Short task
The listing below should be copied in full, word for word.

Data supplied
----------
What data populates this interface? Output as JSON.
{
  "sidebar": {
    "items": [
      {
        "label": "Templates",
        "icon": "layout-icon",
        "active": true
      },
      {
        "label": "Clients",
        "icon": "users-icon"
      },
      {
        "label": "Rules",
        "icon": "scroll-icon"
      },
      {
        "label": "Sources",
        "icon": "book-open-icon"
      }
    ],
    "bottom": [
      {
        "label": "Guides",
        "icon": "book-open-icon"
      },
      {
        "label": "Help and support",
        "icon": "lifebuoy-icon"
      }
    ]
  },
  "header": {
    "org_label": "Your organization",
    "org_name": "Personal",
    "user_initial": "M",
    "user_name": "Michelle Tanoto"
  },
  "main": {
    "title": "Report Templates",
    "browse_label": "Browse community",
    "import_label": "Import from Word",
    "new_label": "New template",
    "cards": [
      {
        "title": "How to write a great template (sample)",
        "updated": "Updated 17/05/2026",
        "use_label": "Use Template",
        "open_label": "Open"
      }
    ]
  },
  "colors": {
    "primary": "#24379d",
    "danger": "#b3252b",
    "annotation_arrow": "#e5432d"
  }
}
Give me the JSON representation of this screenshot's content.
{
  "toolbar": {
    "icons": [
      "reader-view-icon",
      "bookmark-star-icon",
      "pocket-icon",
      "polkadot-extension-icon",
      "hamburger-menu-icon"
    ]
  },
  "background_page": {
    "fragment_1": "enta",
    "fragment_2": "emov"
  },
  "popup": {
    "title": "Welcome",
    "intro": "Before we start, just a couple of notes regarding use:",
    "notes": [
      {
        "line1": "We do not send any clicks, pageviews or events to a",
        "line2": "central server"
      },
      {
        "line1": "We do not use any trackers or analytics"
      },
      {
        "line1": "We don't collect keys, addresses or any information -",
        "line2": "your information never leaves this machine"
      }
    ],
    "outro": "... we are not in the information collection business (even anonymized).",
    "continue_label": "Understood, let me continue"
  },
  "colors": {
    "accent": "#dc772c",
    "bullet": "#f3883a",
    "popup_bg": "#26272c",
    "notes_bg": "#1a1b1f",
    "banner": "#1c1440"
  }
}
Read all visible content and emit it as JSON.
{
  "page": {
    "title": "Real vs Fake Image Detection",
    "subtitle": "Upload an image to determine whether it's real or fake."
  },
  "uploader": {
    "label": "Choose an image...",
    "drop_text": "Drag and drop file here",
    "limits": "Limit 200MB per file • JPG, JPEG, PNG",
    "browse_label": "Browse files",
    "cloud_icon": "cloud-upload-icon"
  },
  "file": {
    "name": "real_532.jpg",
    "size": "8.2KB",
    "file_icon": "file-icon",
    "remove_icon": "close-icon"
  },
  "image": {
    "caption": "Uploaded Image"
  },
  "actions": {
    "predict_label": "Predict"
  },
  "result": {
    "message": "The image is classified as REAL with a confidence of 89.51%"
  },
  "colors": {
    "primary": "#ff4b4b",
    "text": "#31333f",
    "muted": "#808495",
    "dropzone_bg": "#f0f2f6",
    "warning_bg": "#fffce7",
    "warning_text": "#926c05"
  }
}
----------
Worked solution
What data populates this interface? Output as JSON.
{
  "sidebar": {
    "items": [
      {
        "label": "Templates",
        "icon": "layout-icon",
        "active": true
      },
      {
        "label": "Clients",
        "icon": "users-icon"
      },
      {
        "label": "Rules",
        "icon": "scroll-icon"
      },
      {
        "label": "Sources",
        "icon": "book-open-icon"
      }
    ],
    "bottom": [
      {
        "label": "Guides",
        "icon": "book-open-icon"
      },
      {
        "label": "Help and support",
        "icon": "lifebuoy-icon"
      }
    ]
  },
  "header": {
    "org_label": "Your organization",
    "org_name": "Personal",
    "user_initial": "M",
    "user_name": "Michelle Tanoto"
  },
  "main": {
    "title": "Report Templates",
    "browse_label": "Browse community",
    "import_label": "Import from Word",
    "new_label": "New template",
    "cards": [
      {
        "title": "How to write a great template (sample)",
        "updated": "Updated 17/05/2026",
        "use_label": "Use Template",
        "open_label": "Open"
      }
    ]
  },
  "colors": {
    "primary": "#24379d",
    "danger": "#b3252b",
    "annotation_arrow": "#e5432d"
  }
}
Give me the JSON representation of this screenshot's content.
{
  "toolbar": {
    "icons": [
      "reader-view-icon",
      "bookmark-star-icon",
      "pocket-icon",
      "polkadot-extension-icon",
      "hamburger-menu-icon"
    ]
  },
  "background_page": {
    "fragment_1": "enta",
    "fragment_2": "emov"
  },
  "popup": {
    "title": "Welcome",
    "intro": "Before we start, just a couple of notes regarding use:",
    "notes": [
      {
        "line1": "We do not send any clicks, pageviews or events to a",
        "line2": "central server"
      },
      {
        "line1": "We do not use any trackers or analytics"
      },
      {
        "line1": "We don't collect keys, addresses or any information -",
        "line2": "your information never leaves this machine"
      }
    ],
    "outro": "... we are not in the information collection business (even anonymized).",
    "continue_label": "Understood, let me continue"
  },
  "colors": {
    "accent": "#dc772c",
    "bullet": "#f3883a",
    "popup_bg": "#26272c",
    "notes_bg": "#1a1b1f",
    "banner": "#1c1440"
  }
}
Read all visible content and emit it as JSON.
{
  "page": {
    "title": "Real vs Fake Image Detection",
    "subtitle": "Upload an image to determine whether it's real or fake."
  },
  "uploader": {
    "label": "Choose an image...",
    "drop_text": "Drag and drop file here",
    "limits": "Limit 200MB per file • JPG, JPEG, PNG",
    "browse_label": "Browse files",
    "cloud_icon": "cloud-upload-icon"
  },
  "file": {
    "name": "real_532.jpg",
    "size": "8.2KB",
    "file_icon": "file-icon",
    "remove_icon": "close-icon"
  },
  "image": {
    "caption": "Uploaded Image"
  },
  "actions": {
    "predict_label": "Predict"
  },
  "result": {
    "message": "The image is classified as REAL with a confidence of 89.51%"
  },
  "colors": {
    "primary": "#ff4b4b",
    "text": "#31333f",
    "muted": "#808495",
    "dropzone_bg": "#f0f2f6",
    "warning_bg": "#fffce7",
    "warning_text": "#926c05"
  }
}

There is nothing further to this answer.